Word for word, quote all of the material, omitting the pictures.

-- Start --

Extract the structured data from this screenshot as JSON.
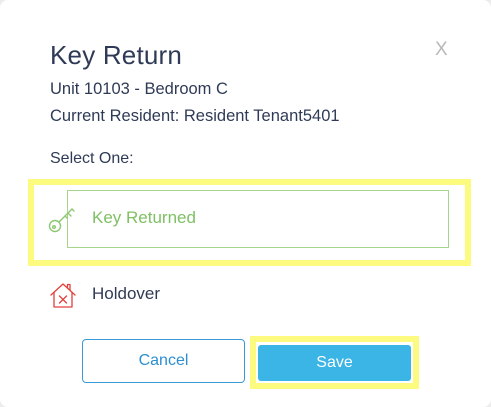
{
  "dialog": {
    "title": "Key Return",
    "close_label": "X",
    "unit": "Unit 10103 - Bedroom C",
    "resident": "Current Resident: Resident Tenant5401",
    "select_label": "Select One:"
  },
  "options": [
    {
      "label": "Key Returned",
      "icon": "key-icon",
      "selected": true,
      "color": "#7fc063"
    },
    {
      "label": "Holdover",
      "icon": "house-x-icon",
      "selected": false,
      "color": "#e0413c"
    }
  ],
  "buttons": {
    "cancel": "Cancel",
    "save": "Save"
  },
  "colors": {
    "text": "#2f3b56",
    "accent": "#3bb4e6",
    "highlight": "#fdfb7f",
    "selected_border": "#a7d58b"
  }
}
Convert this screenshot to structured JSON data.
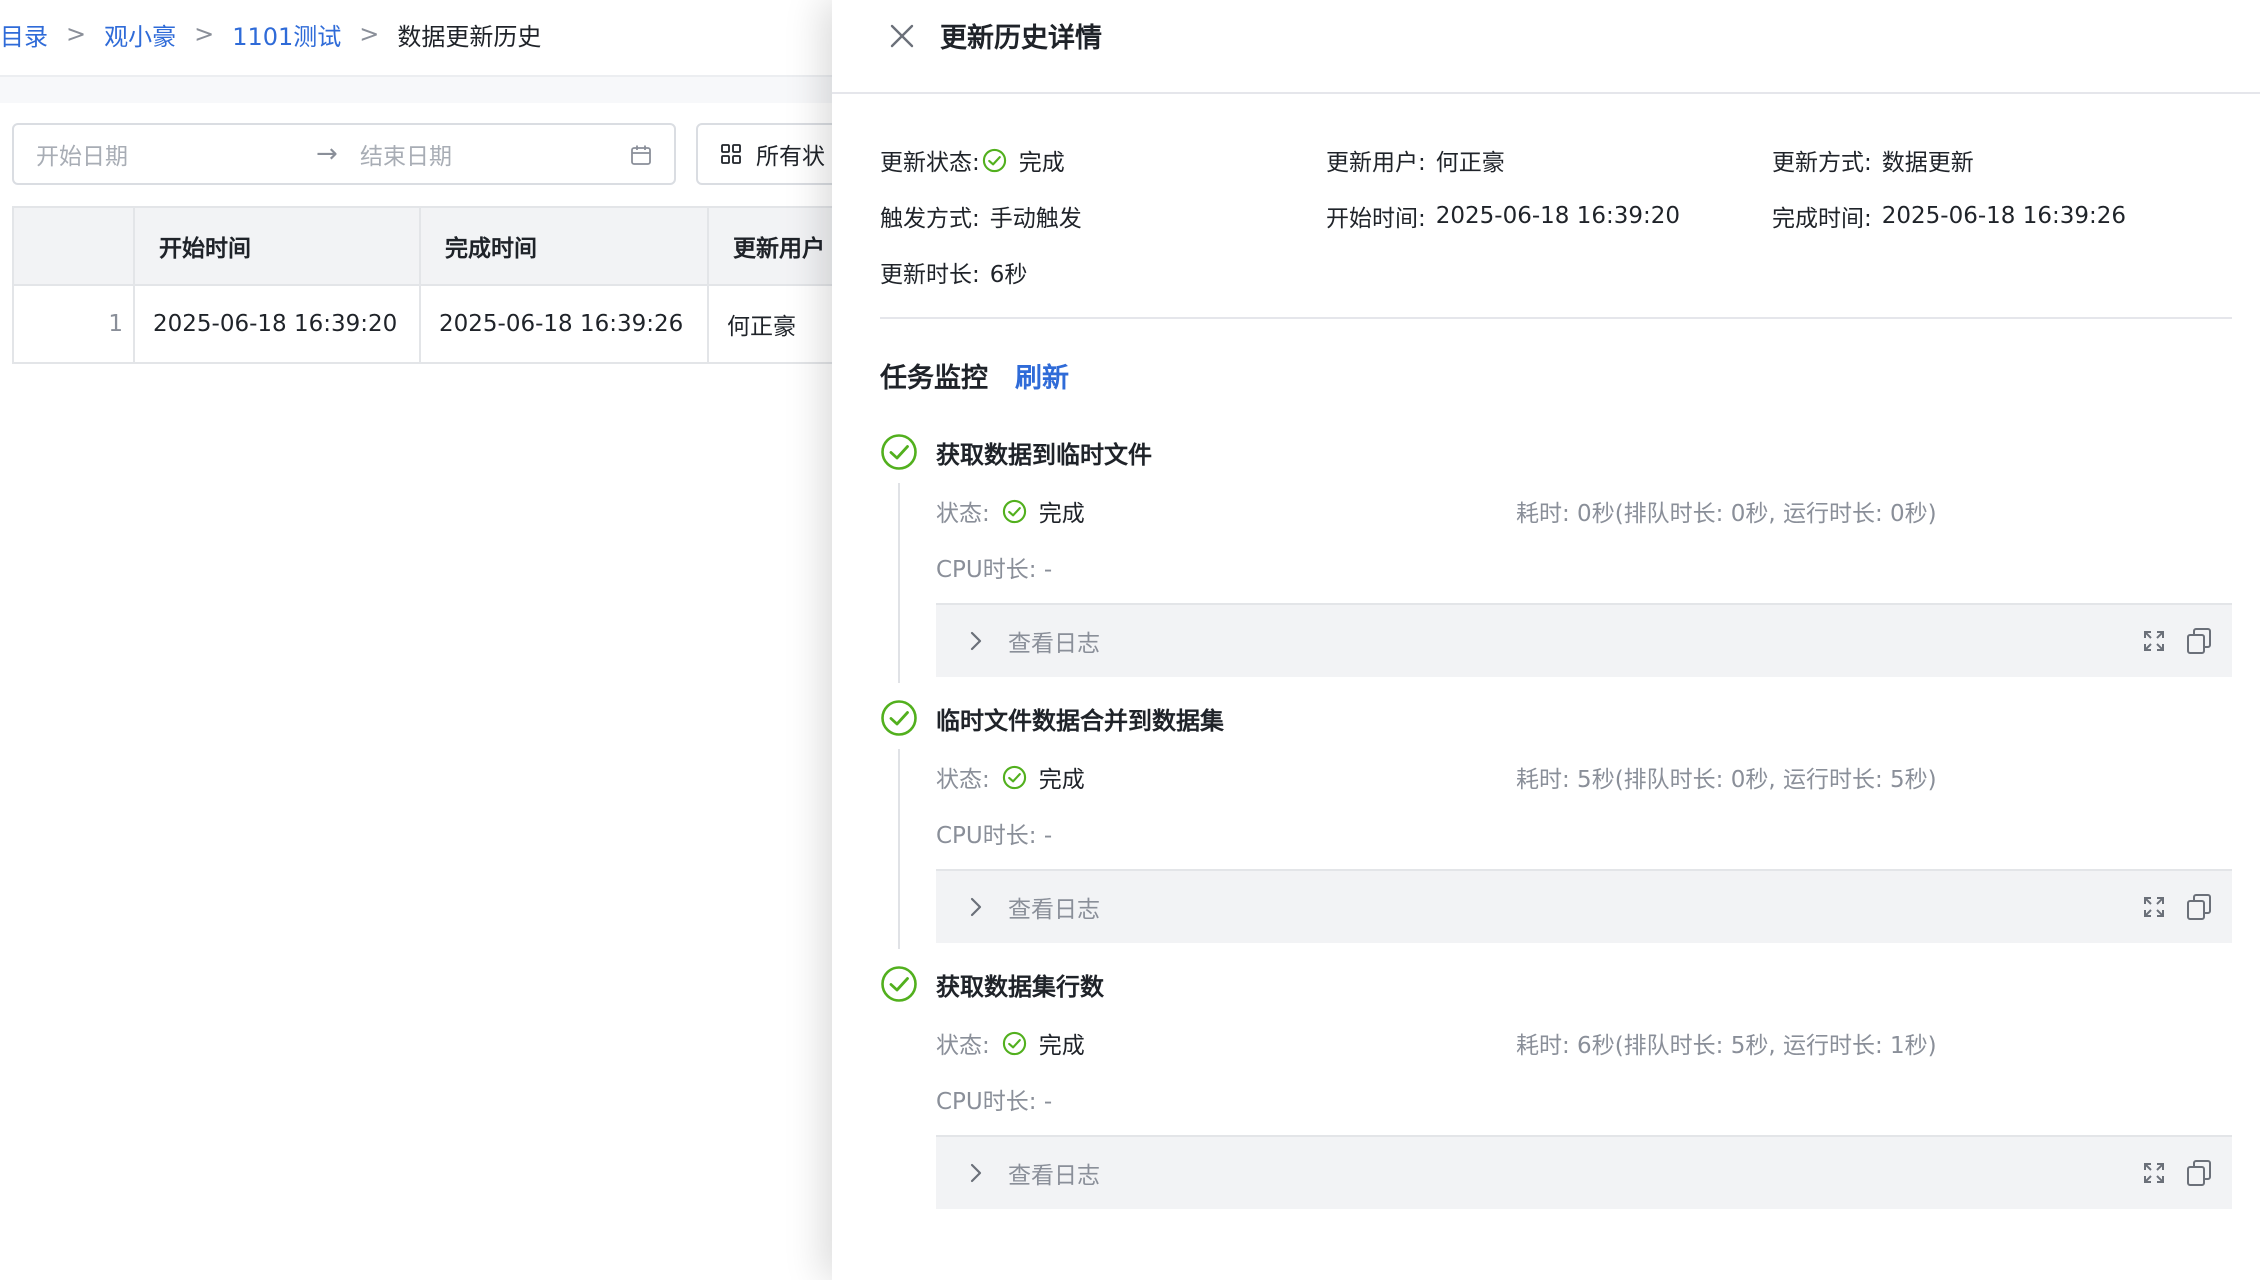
{
  "breadcrumb": {
    "items": [
      "根目录",
      "观小豪",
      "1101测试"
    ],
    "separator": ">",
    "current": "数据更新历史"
  },
  "filters": {
    "start_placeholder": "开始日期",
    "arrow": "→",
    "end_placeholder": "结束日期",
    "status_label": "所有状"
  },
  "table": {
    "headers": [
      "",
      "开始时间",
      "完成时间",
      "更新用户"
    ],
    "rows": [
      {
        "index": "1",
        "start": "2025-06-18 16:39:20",
        "end": "2025-06-18 16:39:26",
        "user": "何正豪"
      }
    ]
  },
  "drawer": {
    "title": "更新历史详情",
    "info": {
      "status_label": "更新状态:",
      "status_value": "完成",
      "user_label": "更新用户:",
      "user_value": "何正豪",
      "method_label": "更新方式:",
      "method_value": "数据更新",
      "trigger_label": "触发方式:",
      "trigger_value": "手动触发",
      "start_label": "开始时间:",
      "start_value": "2025-06-18 16:39:20",
      "end_label": "完成时间:",
      "end_value": "2025-06-18 16:39:26",
      "duration_label": "更新时长:",
      "duration_value": "6秒"
    },
    "monitor_title": "任务监控",
    "refresh_label": "刷新",
    "tasks": [
      {
        "name": "获取数据到临时文件",
        "status_label": "状态:",
        "status_value": "完成",
        "duration": "耗时: 0秒(排队时长: 0秒, 运行时长: 0秒)",
        "cpu": "CPU时长: -",
        "log_label": "查看日志"
      },
      {
        "name": "临时文件数据合并到数据集",
        "status_label": "状态:",
        "status_value": "完成",
        "duration": "耗时: 5秒(排队时长: 0秒, 运行时长: 5秒)",
        "cpu": "CPU时长: -",
        "log_label": "查看日志"
      },
      {
        "name": "获取数据集行数",
        "status_label": "状态:",
        "status_value": "完成",
        "duration": "耗时: 6秒(排队时长: 5秒, 运行时长: 1秒)",
        "cpu": "CPU时长: -",
        "log_label": "查看日志"
      }
    ]
  },
  "colors": {
    "link": "#2f6bd8",
    "success": "#52b01e",
    "muted": "#8a8f99",
    "log_bg": "#f2f3f5"
  },
  "icons": [
    "close-icon",
    "calendar-icon",
    "grid-icon",
    "check-circle-icon",
    "chevron-right-icon",
    "expand-icon",
    "copy-icon"
  ]
}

-- End --

▸ **Answer to the exercise**
Extract the structured data from this screenshot as JSON.
{
  "dialog": {
    "title": "Key Return",
    "close_label": "X",
    "unit": "Unit 10103 - Bedroom C",
    "resident": "Current Resident: Resident Tenant5401",
    "select_label": "Select One:"
  },
  "options": [
    {
      "label": "Key Returned",
      "icon": "key-icon",
      "selected": true,
      "color": "#7fc063"
    },
    {
      "label": "Holdover",
      "icon": "house-x-icon",
      "selected": false,
      "color": "#e0413c"
    }
  ],
  "buttons": {
    "cancel": "Cancel",
    "save": "Save"
  },
  "colors": {
    "text": "#2f3b56",
    "accent": "#3bb4e6",
    "highlight": "#fdfb7f",
    "selected_border": "#a7d58b"
  }
}
Convert this screenshot to structured JSON data.
{
  "breadcrumb": {
    "items": [
      "根目录",
      "观小豪",
      "1101测试"
    ],
    "separator": ">",
    "current": "数据更新历史"
  },
  "filters": {
    "start_placeholder": "开始日期",
    "arrow": "→",
    "end_placeholder": "结束日期",
    "status_label": "所有状"
  },
  "table": {
    "headers": [
      "",
      "开始时间",
      "完成时间",
      "更新用户"
    ],
    "rows": [
      {
        "index": "1",
        "start": "2025-06-18 16:39:20",
        "end": "2025-06-18 16:39:26",
        "user": "何正豪"
      }
    ]
  },
  "drawer": {
    "title": "更新历史详情",
    "info": {
      "status_label": "更新状态:",
      "status_value": "完成",
      "user_label": "更新用户:",
      "user_value": "何正豪",
      "method_label": "更新方式:",
      "method_value": "数据更新",
      "trigger_label": "触发方式:",
      "trigger_value": "手动触发",
      "start_label": "开始时间:",
      "start_value": "2025-06-18 16:39:20",
      "end_label": "完成时间:",
      "end_value": "2025-06-18 16:39:26",
      "duration_label": "更新时长:",
      "duration_value": "6秒"
    },
    "monitor_title": "任务监控",
    "refresh_label": "刷新",
    "tasks": [
      {
        "name": "获取数据到临时文件",
        "status_label": "状态:",
        "status_value": "完成",
        "duration": "耗时: 0秒(排队时长: 0秒, 运行时长: 0秒)",
        "cpu": "CPU时长: -",
        "log_label": "查看日志"
      },
      {
        "name": "临时文件数据合并到数据集",
        "status_label": "状态:",
        "status_value": "完成",
        "duration": "耗时: 5秒(排队时长: 0秒, 运行时长: 5秒)",
        "cpu": "CPU时长: -",
        "log_label": "查看日志"
      },
      {
        "name": "获取数据集行数",
        "status_label": "状态:",
        "status_value": "完成",
        "duration": "耗时: 6秒(排队时长: 5秒, 运行时长: 1秒)",
        "cpu": "CPU时长: -",
        "log_label": "查看日志"
      }
    ]
  },
  "colors": {
    "link": "#2f6bd8",
    "success": "#52b01e",
    "muted": "#8a8f99",
    "log_bg": "#f2f3f5"
  },
  "icons": [
    "close-icon",
    "calendar-icon",
    "grid-icon",
    "check-circle-icon",
    "chevron-right-icon",
    "expand-icon",
    "copy-icon"
  ]
}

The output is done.